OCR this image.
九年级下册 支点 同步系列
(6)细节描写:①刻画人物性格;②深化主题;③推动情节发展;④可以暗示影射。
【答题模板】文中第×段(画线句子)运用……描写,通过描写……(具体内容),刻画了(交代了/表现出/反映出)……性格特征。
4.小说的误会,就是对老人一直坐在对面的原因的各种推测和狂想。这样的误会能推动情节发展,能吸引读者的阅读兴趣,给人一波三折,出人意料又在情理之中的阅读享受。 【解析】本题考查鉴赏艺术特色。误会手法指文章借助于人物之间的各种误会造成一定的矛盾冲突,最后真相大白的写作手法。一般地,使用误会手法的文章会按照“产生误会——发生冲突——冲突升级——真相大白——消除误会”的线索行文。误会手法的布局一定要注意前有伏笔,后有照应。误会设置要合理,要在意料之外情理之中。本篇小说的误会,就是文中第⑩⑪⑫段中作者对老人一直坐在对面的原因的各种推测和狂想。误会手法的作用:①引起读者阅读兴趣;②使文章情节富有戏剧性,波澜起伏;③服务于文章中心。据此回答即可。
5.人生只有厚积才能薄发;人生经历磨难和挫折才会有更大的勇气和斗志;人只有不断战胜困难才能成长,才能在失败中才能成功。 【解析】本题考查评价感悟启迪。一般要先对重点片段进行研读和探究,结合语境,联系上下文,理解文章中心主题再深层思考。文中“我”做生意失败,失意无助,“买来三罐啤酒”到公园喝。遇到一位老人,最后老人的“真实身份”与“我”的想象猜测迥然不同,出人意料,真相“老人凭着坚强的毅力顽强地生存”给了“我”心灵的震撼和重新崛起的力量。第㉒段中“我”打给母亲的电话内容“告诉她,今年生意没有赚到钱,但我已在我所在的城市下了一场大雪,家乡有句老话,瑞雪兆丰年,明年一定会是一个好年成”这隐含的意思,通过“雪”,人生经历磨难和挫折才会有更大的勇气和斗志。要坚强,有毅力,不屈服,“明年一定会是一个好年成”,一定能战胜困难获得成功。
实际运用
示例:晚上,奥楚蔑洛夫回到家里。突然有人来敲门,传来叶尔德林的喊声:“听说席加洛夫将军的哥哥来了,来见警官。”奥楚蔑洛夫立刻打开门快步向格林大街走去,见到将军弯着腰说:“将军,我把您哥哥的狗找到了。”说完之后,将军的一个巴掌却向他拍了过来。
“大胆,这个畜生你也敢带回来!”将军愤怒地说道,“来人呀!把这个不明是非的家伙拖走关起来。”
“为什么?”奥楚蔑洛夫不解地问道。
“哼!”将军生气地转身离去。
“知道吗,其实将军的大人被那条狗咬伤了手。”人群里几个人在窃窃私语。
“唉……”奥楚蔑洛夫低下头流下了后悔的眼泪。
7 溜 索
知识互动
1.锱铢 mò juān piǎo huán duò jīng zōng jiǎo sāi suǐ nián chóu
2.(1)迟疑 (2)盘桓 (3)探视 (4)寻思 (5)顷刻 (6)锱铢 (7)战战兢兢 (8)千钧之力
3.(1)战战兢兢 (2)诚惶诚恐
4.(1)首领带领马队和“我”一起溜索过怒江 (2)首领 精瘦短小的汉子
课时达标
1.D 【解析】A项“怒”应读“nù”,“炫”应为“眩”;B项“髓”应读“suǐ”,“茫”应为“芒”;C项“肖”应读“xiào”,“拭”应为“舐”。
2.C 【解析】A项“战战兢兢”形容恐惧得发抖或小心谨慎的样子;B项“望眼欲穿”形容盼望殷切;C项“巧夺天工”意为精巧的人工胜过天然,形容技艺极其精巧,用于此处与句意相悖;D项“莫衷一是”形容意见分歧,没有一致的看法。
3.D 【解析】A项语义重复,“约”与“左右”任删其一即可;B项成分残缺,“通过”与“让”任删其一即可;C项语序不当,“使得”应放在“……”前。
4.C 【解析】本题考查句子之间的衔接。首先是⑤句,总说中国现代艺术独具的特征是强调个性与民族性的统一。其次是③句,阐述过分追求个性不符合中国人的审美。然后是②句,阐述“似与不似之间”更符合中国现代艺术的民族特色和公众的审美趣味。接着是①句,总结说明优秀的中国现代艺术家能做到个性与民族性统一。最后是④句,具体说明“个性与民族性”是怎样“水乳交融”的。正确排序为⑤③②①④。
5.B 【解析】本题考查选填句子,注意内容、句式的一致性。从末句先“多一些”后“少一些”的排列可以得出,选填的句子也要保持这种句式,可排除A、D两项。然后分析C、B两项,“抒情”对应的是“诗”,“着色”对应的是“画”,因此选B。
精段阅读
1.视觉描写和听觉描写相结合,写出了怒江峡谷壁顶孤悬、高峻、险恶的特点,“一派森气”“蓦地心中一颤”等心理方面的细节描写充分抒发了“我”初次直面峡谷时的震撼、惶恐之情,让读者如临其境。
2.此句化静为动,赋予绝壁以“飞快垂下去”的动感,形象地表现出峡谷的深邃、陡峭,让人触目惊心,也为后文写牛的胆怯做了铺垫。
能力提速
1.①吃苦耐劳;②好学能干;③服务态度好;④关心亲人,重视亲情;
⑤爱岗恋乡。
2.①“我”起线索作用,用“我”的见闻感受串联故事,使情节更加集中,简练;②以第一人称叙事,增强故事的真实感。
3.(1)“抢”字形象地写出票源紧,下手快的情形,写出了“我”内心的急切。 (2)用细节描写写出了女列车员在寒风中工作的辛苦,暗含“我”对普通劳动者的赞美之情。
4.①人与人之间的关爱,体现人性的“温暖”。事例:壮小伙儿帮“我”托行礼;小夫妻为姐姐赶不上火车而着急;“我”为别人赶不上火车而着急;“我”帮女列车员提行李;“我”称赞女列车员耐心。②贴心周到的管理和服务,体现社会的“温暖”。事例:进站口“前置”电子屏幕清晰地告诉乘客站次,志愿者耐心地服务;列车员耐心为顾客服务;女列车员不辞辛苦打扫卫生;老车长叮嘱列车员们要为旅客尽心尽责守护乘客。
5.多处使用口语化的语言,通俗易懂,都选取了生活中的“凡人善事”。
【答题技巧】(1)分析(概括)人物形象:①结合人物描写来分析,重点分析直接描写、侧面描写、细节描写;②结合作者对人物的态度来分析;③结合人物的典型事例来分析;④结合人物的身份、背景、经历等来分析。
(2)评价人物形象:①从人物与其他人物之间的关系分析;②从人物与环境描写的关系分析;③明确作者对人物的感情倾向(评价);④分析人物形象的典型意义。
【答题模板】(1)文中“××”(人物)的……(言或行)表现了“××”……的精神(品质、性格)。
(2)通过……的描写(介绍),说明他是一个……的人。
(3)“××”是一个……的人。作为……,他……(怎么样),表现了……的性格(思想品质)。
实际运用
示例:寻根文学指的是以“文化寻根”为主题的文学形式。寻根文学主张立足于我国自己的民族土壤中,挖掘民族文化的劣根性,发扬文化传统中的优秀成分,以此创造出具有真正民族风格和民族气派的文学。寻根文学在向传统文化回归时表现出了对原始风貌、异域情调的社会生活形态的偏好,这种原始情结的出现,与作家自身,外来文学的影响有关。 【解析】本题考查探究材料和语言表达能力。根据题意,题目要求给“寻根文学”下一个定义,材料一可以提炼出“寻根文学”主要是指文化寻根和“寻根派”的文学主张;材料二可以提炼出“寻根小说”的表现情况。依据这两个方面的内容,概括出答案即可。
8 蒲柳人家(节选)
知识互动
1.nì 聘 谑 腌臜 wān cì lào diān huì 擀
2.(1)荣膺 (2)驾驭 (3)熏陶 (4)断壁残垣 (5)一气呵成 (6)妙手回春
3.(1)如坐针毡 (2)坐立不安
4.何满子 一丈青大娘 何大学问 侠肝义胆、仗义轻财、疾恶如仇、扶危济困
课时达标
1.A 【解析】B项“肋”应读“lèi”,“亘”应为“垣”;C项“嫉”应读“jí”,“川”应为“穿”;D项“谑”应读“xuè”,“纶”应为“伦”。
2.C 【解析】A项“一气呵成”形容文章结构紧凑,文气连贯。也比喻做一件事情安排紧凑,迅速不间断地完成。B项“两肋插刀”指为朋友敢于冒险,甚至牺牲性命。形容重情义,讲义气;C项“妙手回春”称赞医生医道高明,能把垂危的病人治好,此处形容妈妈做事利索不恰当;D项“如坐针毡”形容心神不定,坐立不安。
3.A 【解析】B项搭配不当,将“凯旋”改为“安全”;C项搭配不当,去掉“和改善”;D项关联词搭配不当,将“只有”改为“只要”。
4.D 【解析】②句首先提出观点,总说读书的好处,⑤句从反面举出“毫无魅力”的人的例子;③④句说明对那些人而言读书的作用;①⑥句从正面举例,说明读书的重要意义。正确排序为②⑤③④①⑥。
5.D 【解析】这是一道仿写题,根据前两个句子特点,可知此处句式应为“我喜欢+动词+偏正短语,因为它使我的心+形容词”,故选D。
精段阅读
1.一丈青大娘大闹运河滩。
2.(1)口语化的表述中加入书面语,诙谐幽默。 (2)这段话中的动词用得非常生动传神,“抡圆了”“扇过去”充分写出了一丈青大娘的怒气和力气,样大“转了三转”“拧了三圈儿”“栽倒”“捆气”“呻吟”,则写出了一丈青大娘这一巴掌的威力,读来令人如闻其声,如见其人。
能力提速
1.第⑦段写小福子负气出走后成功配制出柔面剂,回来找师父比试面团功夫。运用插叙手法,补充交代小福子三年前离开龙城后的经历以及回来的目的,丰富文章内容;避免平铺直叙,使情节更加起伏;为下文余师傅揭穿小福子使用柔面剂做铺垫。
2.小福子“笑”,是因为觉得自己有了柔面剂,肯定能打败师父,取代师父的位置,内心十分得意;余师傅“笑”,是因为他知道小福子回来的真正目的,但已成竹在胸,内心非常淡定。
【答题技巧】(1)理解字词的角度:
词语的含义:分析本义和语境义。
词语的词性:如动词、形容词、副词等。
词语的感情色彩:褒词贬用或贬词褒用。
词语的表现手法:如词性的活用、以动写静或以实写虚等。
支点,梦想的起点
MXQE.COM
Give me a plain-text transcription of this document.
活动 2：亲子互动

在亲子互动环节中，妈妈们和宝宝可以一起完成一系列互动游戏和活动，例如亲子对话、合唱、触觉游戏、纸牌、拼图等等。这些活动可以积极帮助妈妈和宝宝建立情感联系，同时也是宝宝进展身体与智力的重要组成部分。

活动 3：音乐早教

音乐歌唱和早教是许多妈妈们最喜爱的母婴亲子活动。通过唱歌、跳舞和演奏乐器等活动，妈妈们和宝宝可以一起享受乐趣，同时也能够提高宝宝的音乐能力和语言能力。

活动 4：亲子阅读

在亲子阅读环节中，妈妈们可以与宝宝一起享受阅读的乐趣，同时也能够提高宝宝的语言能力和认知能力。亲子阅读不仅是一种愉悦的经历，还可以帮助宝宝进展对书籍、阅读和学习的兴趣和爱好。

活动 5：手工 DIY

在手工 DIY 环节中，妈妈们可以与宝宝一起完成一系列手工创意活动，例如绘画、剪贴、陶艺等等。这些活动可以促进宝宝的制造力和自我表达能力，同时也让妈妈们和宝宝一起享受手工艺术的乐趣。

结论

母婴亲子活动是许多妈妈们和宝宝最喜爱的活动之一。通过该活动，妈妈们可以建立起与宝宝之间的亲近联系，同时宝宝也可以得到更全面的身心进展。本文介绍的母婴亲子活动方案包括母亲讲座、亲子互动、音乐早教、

::::::::::

◆ **GIVEN INSTRUCTION**
Gather up every line from the listing above in which the word "this" occurs.

◆ **WORKED ANSWER**
OCR this image.
Give me a plain-text transcription of this document.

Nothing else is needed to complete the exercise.